Take each line containing the word "colluvions" and copy it.

# start of Records to use

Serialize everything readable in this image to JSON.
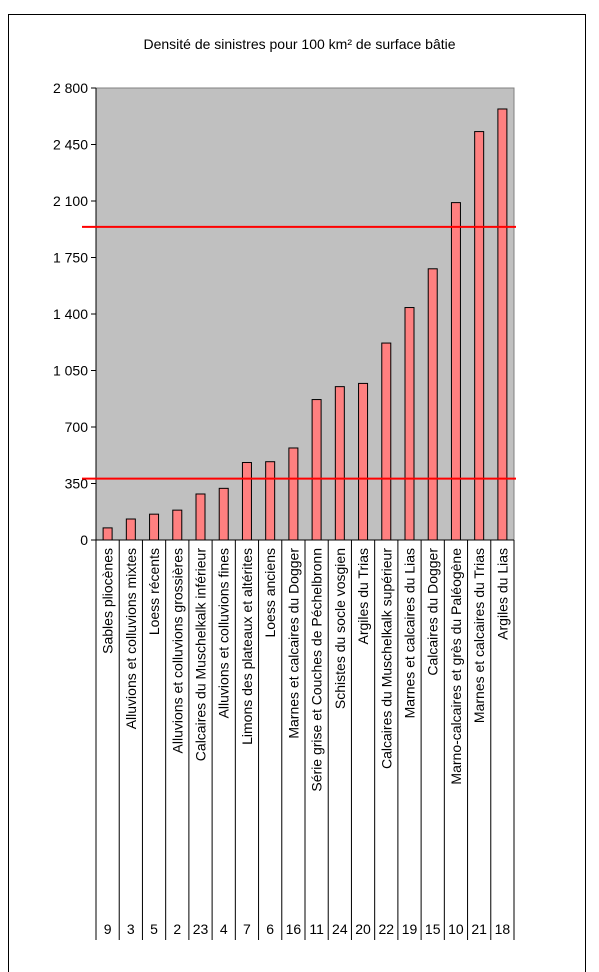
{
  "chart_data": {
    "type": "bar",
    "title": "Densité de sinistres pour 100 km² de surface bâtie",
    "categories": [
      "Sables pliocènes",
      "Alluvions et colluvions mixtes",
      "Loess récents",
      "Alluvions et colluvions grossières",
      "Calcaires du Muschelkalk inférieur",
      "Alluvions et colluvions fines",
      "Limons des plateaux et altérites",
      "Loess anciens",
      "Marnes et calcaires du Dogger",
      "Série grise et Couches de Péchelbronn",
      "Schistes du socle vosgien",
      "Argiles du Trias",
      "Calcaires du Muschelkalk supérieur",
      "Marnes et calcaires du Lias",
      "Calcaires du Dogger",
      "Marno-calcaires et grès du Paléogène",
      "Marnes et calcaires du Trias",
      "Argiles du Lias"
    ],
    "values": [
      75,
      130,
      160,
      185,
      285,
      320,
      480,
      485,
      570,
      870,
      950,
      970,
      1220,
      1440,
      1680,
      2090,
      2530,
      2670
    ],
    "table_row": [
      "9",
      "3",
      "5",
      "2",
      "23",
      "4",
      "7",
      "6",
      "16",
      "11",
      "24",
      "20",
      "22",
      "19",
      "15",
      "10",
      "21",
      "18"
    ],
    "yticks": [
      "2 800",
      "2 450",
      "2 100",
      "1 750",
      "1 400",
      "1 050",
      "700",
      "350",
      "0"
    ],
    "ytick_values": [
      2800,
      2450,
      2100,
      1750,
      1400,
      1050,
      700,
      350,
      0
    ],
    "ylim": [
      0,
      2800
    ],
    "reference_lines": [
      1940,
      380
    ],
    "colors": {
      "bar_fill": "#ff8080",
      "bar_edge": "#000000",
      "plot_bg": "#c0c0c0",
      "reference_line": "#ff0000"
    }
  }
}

# end of Records to use

The output:
      "Alluvions et colluvions mixtes",
      "Alluvions et colluvions grossières",
      "Alluvions et colluvions fines",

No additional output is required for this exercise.